■ Stated exercise ■
Below are some entries. Copy each line that holds the string "uocant".

## Begin Provided material

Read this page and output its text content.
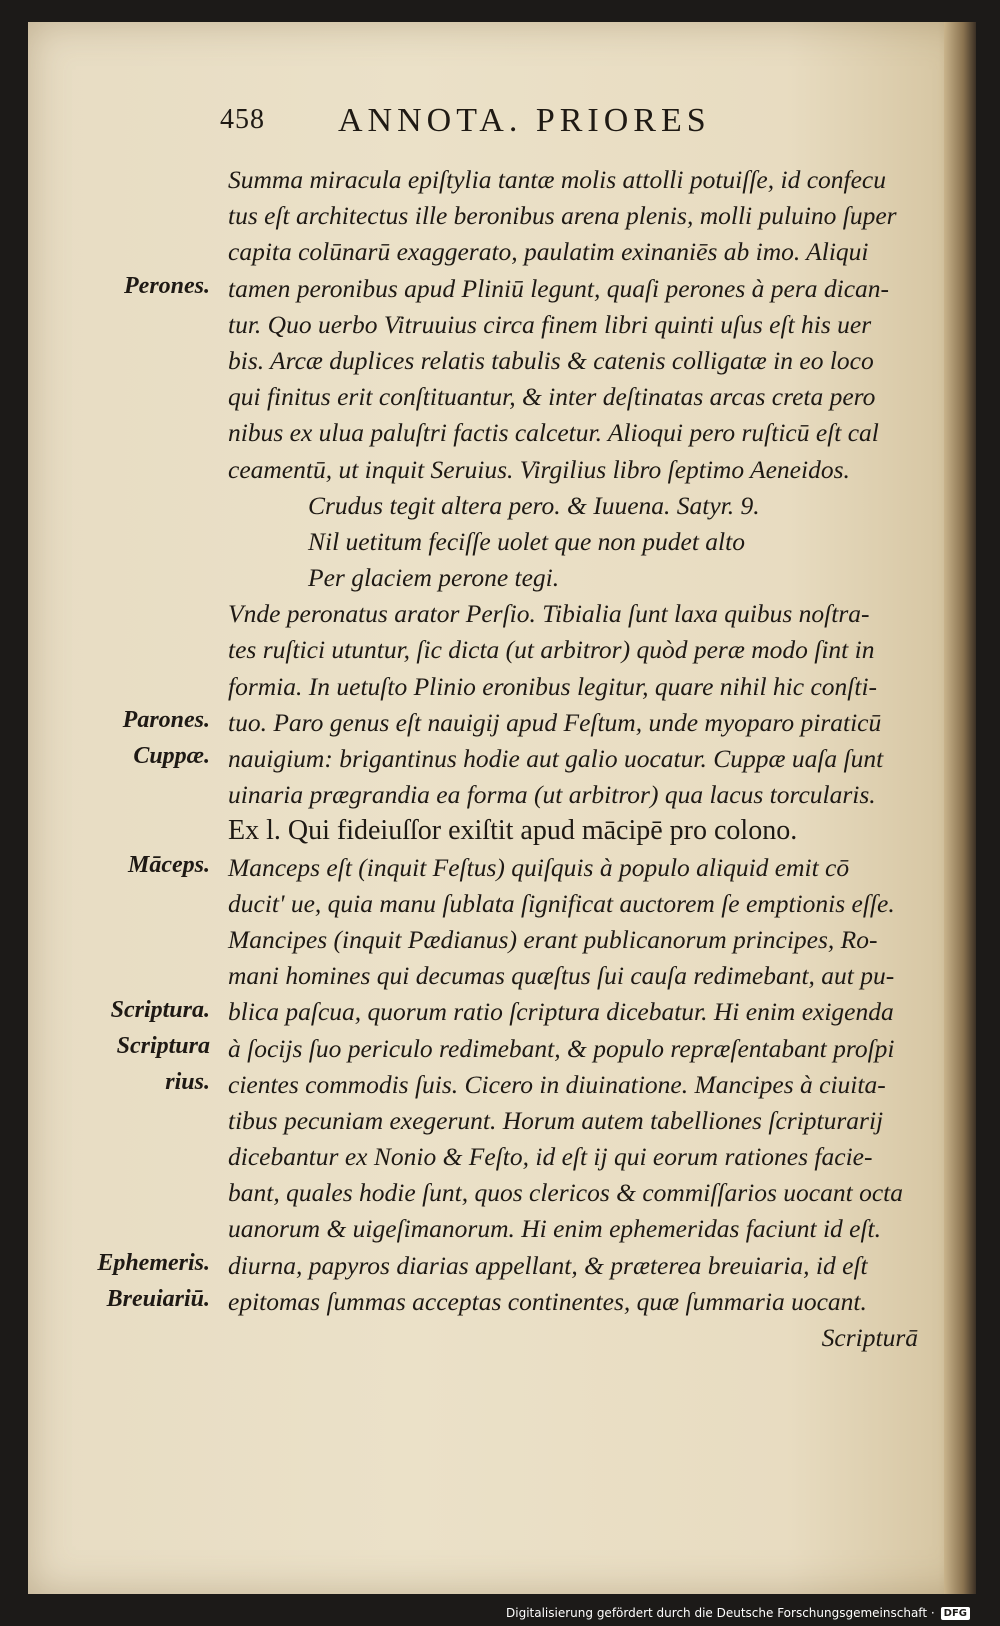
458 ANNOTA. PRIORES
Summa miracula epiſtylia tantæ molis attolli potuiſſe, id confecu
tus eſt architectus ille beronibus arena plenis, molli puluino ſuper
capita colūnarū exaggerato, paulatim exinaniēs ab imo. Aliqui
tamen peronibus apud Pliniū legunt, quaſi perones à pera dican-
tur. Quo uerbo Vitruuius circa finem libri quinti uſus eſt his uer
bis. Arcæ duplices relatis tabulis & catenis colligatæ in eo loco
qui finitus erit conſtituantur, & inter deſtinatas arcas creta pero
nibus ex ulua paluſtri factis calcetur. Alioqui pero ruſticū eſt cal
ceamentū, ut inquit Seruius. Virgilius libro ſeptimo Aeneidos.
Crudus tegit altera pero. & Iuuena. Satyr. 9.
Nil uetitum feciſſe uolet que non pudet alto
Per glaciem perone tegi.
Vnde peronatus arator Perſio. Tibialia ſunt laxa quibus noſtra-
tes ruſtici utuntur, ſic dicta (ut arbitror) quòd peræ modo ſint in
formia. In uetuſto Plinio eronibus legitur, quare nihil hic conſti-
tuo. Paro genus eſt nauigij apud Feſtum, unde myoparo piraticū
nauigium: brigantinus hodie aut galio uocatur. Cuppæ uaſa ſunt
uinaria prægrandia ea forma (ut arbitror) qua lacus torcularis.
Ex l. Qui fideiuſſor exiſtit apud mācipē pro colono.
Manceps eſt (inquit Feſtus) quiſquis à populo aliquid emit cō
ducit' ue, quia manu ſublata ſignificat auctorem ſe emptionis eſſe.
Mancipes (inquit Pædianus) erant publicanorum principes, Ro-
mani homines qui decumas quæſtus ſui cauſa redimebant, aut pu-
blica paſcua, quorum ratio ſcriptura dicebatur. Hi enim exigenda
à ſocijs ſuo periculo redimebant, & populo repræſentabant proſpi
cientes commodis ſuis. Cicero in diuinatione. Mancipes à ciuita-
tibus pecuniam exegerunt. Horum autem tabelliones ſcripturarij
dicebantur ex Nonio & Feſto, id eſt ij qui eorum rationes facie-
bant, quales hodie ſunt, quos clericos & commiſſarios uocant octa
uanorum & uigeſimanorum. Hi enim ephemeridas faciunt id eſt.
diurna, papyros diarias appellant, & præterea breuiaria, id eſt
epitomas ſummas acceptas continentes, quæ ſummaria uocant.
Scripturā
Perones.
Parones.
Cuppæ.
Māceps.
Scriptura.
Scriptura
rius.
Ephemeris.
Breuiariū.
Digitalisierung gefördert durch die Deutsche Forschungsgemeinschaft · DFG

## End Provided material

■ Result for this exercise ■
bant, quales hodie ſunt, quos clericos & commiſſarios uocant octa
epitomas ſummas acceptas continentes, quæ ſummaria uocant.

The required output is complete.